Drop the images; return everything else in the listing below exactly.

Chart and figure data

## Start

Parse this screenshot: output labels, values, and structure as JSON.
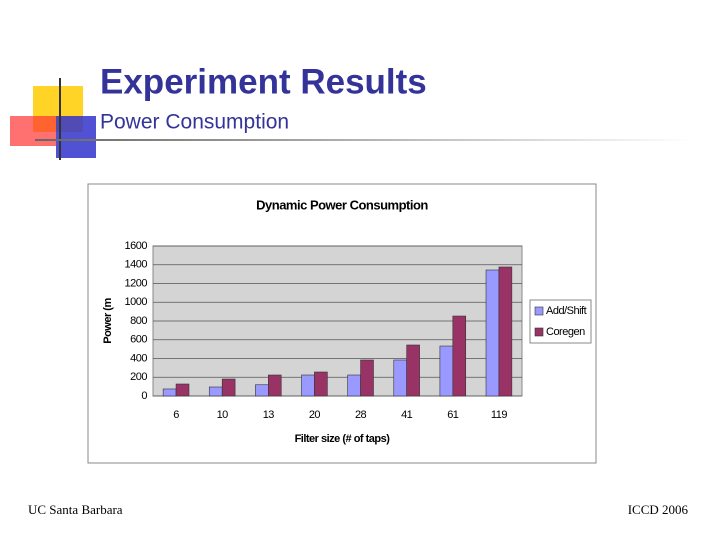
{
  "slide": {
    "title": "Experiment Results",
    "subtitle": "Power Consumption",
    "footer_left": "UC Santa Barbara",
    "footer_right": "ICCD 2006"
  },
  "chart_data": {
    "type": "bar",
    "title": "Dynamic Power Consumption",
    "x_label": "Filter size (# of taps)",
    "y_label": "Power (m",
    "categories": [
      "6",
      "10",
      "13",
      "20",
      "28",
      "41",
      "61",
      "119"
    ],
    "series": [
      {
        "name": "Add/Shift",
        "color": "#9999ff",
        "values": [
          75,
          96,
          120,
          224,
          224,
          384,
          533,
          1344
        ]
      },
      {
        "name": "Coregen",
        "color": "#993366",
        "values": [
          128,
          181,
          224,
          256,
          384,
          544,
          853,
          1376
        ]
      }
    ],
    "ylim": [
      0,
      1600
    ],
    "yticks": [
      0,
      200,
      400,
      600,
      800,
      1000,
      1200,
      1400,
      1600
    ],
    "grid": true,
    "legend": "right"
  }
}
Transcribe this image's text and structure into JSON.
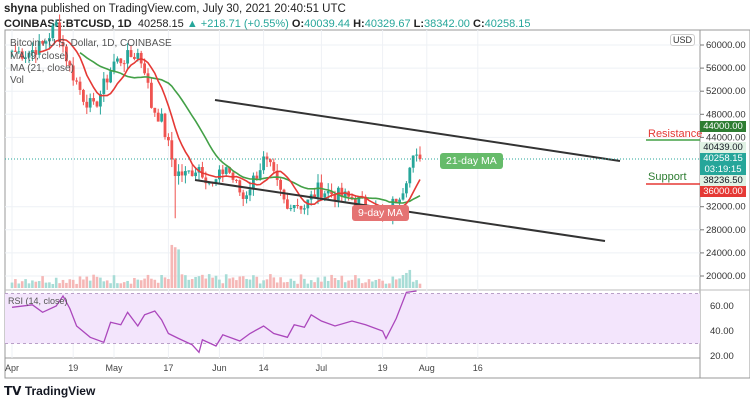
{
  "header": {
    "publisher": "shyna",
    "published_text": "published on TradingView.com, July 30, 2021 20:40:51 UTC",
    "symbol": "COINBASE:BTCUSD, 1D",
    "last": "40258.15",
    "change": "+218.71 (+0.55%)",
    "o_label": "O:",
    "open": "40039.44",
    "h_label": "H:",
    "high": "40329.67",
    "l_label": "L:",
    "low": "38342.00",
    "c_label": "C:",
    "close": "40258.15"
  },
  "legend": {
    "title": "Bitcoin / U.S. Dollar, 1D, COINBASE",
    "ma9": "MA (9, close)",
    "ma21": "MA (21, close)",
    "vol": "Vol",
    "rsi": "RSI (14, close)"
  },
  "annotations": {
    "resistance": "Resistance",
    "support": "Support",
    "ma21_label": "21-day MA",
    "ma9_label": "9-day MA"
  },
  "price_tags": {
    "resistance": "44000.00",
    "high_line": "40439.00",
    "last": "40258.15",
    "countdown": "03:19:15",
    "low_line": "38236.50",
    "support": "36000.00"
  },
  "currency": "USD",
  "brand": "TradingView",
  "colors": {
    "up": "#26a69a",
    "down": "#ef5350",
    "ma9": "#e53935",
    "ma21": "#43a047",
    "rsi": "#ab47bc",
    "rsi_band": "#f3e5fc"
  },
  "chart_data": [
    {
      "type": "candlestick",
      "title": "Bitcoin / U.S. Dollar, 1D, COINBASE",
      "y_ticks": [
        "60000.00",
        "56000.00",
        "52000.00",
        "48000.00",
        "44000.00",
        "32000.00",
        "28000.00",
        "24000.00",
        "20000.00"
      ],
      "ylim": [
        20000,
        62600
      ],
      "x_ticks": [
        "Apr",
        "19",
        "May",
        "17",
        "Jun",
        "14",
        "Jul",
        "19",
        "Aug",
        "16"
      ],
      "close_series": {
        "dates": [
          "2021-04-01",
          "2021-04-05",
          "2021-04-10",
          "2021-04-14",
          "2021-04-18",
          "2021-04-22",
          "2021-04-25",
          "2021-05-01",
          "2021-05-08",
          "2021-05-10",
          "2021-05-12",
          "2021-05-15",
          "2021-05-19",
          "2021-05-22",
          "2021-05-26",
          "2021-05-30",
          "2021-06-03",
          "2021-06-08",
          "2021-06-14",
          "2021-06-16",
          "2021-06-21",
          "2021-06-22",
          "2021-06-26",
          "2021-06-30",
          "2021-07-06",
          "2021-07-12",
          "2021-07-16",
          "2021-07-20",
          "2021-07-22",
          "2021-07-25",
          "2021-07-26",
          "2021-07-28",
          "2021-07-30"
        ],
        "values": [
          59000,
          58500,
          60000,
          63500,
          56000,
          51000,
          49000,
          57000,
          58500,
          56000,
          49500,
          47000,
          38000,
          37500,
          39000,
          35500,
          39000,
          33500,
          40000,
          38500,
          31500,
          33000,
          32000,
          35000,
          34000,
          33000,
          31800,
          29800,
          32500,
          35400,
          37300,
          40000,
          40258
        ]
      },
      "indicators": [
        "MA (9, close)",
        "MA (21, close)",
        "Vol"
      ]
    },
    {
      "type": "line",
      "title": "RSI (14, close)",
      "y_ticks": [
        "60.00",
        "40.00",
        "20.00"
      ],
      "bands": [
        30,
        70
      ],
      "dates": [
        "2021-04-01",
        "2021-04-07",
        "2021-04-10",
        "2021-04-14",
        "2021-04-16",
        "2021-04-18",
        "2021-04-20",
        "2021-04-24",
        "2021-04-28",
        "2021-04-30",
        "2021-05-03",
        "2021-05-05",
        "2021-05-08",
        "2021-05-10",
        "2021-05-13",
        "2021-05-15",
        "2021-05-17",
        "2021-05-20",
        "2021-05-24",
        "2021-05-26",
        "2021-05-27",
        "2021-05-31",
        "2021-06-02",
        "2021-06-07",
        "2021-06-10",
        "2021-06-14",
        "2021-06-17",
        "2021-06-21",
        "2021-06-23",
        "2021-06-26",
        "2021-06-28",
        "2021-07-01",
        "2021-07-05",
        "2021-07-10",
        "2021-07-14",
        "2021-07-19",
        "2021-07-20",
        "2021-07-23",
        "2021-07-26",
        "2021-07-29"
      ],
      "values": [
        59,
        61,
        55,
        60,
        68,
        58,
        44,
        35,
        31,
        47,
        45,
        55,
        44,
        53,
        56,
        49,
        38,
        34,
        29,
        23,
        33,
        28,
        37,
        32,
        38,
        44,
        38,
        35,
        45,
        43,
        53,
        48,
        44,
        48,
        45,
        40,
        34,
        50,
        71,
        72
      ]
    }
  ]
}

## End

§ **IN RESPONSE**
Parse this screenshot: output labels, values, and structure as JSON.
{
  "slide": {
    "title": "Experiment Results",
    "subtitle": "Power Consumption",
    "footer_left": "UC Santa Barbara",
    "footer_right": "ICCD 2006"
  },
  "chart_data": {
    "type": "bar",
    "title": "Dynamic Power Consumption",
    "x_label": "Filter size (# of taps)",
    "y_label": "Power (m",
    "categories": [
      "6",
      "10",
      "13",
      "20",
      "28",
      "41",
      "61",
      "119"
    ],
    "series": [
      {
        "name": "Add/Shift",
        "color": "#9999ff",
        "values": [
          75,
          96,
          120,
          224,
          224,
          384,
          533,
          1344
        ]
      },
      {
        "name": "Coregen",
        "color": "#993366",
        "values": [
          128,
          181,
          224,
          256,
          384,
          544,
          853,
          1376
        ]
      }
    ],
    "ylim": [
      0,
      1600
    ],
    "yticks": [
      0,
      200,
      400,
      600,
      800,
      1000,
      1200,
      1400,
      1600
    ],
    "grid": true,
    "legend": "right"
  }
}
Transcribe this image's text and structure into JSON.
{
  "header": {
    "publisher": "shyna",
    "published_text": "published on TradingView.com, July 30, 2021 20:40:51 UTC",
    "symbol": "COINBASE:BTCUSD, 1D",
    "last": "40258.15",
    "change": "+218.71 (+0.55%)",
    "o_label": "O:",
    "open": "40039.44",
    "h_label": "H:",
    "high": "40329.67",
    "l_label": "L:",
    "low": "38342.00",
    "c_label": "C:",
    "close": "40258.15"
  },
  "legend": {
    "title": "Bitcoin / U.S. Dollar, 1D, COINBASE",
    "ma9": "MA (9, close)",
    "ma21": "MA (21, close)",
    "vol": "Vol",
    "rsi": "RSI (14, close)"
  },
  "annotations": {
    "resistance": "Resistance",
    "support": "Support",
    "ma21_label": "21-day MA",
    "ma9_label": "9-day MA"
  },
  "price_tags": {
    "resistance": "44000.00",
    "high_line": "40439.00",
    "last": "40258.15",
    "countdown": "03:19:15",
    "low_line": "38236.50",
    "support": "36000.00"
  },
  "currency": "USD",
  "brand": "TradingView",
  "colors": {
    "up": "#26a69a",
    "down": "#ef5350",
    "ma9": "#e53935",
    "ma21": "#43a047",
    "rsi": "#ab47bc",
    "rsi_band": "#f3e5fc"
  },
  "chart_data": [
    {
      "type": "candlestick",
      "title": "Bitcoin / U.S. Dollar, 1D, COINBASE",
      "y_ticks": [
        "60000.00",
        "56000.00",
        "52000.00",
        "48000.00",
        "44000.00",
        "32000.00",
        "28000.00",
        "24000.00",
        "20000.00"
      ],
      "ylim": [
        20000,
        62600
      ],
      "x_ticks": [
        "Apr",
        "19",
        "May",
        "17",
        "Jun",
        "14",
        "Jul",
        "19",
        "Aug",
        "16"
      ],
      "close_series": {
        "dates": [
          "2021-04-01",
          "2021-04-05",
          "2021-04-10",
          "2021-04-14",
          "2021-04-18",
          "2021-04-22",
          "2021-04-25",
          "2021-05-01",
          "2021-05-08",
          "2021-05-10",
          "2021-05-12",
          "2021-05-15",
          "2021-05-19",
          "2021-05-22",
          "2021-05-26",
          "2021-05-30",
          "2021-06-03",
          "2021-06-08",
          "2021-06-14",
          "2021-06-16",
          "2021-06-21",
          "2021-06-22",
          "2021-06-26",
          "2021-06-30",
          "2021-07-06",
          "2021-07-12",
          "2021-07-16",
          "2021-07-20",
          "2021-07-22",
          "2021-07-25",
          "2021-07-26",
          "2021-07-28",
          "2021-07-30"
        ],
        "values": [
          59000,
          58500,
          60000,
          63500,
          56000,
          51000,
          49000,
          57000,
          58500,
          56000,
          49500,
          47000,
          38000,
          37500,
          39000,
          35500,
          39000,
          33500,
          40000,
          38500,
          31500,
          33000,
          32000,
          35000,
          34000,
          33000,
          31800,
          29800,
          32500,
          35400,
          37300,
          40000,
          40258
        ]
      },
      "indicators": [
        "MA (9, close)",
        "MA (21, close)",
        "Vol"
      ]
    },
    {
      "type": "line",
      "title": "RSI (14, close)",
      "y_ticks": [
        "60.00",
        "40.00",
        "20.00"
      ],
      "bands": [
        30,
        70
      ],
      "dates": [
        "2021-04-01",
        "2021-04-07",
        "2021-04-10",
        "2021-04-14",
        "2021-04-16",
        "2021-04-18",
        "2021-04-20",
        "2021-04-24",
        "2021-04-28",
        "2021-04-30",
        "2021-05-03",
        "2021-05-05",
        "2021-05-08",
        "2021-05-10",
        "2021-05-13",
        "2021-05-15",
        "2021-05-17",
        "2021-05-20",
        "2021-05-24",
        "2021-05-26",
        "2021-05-27",
        "2021-05-31",
        "2021-06-02",
        "2021-06-07",
        "2021-06-10",
        "2021-06-14",
        "2021-06-17",
        "2021-06-21",
        "2021-06-23",
        "2021-06-26",
        "2021-06-28",
        "2021-07-01",
        "2021-07-05",
        "2021-07-10",
        "2021-07-14",
        "2021-07-19",
        "2021-07-20",
        "2021-07-23",
        "2021-07-26",
        "2021-07-29"
      ],
      "values": [
        59,
        61,
        55,
        60,
        68,
        58,
        44,
        35,
        31,
        47,
        45,
        55,
        44,
        53,
        56,
        49,
        38,
        34,
        29,
        23,
        33,
        28,
        37,
        32,
        38,
        44,
        38,
        35,
        45,
        43,
        53,
        48,
        44,
        48,
        45,
        40,
        34,
        50,
        71,
        72
      ]
    }
  ]
}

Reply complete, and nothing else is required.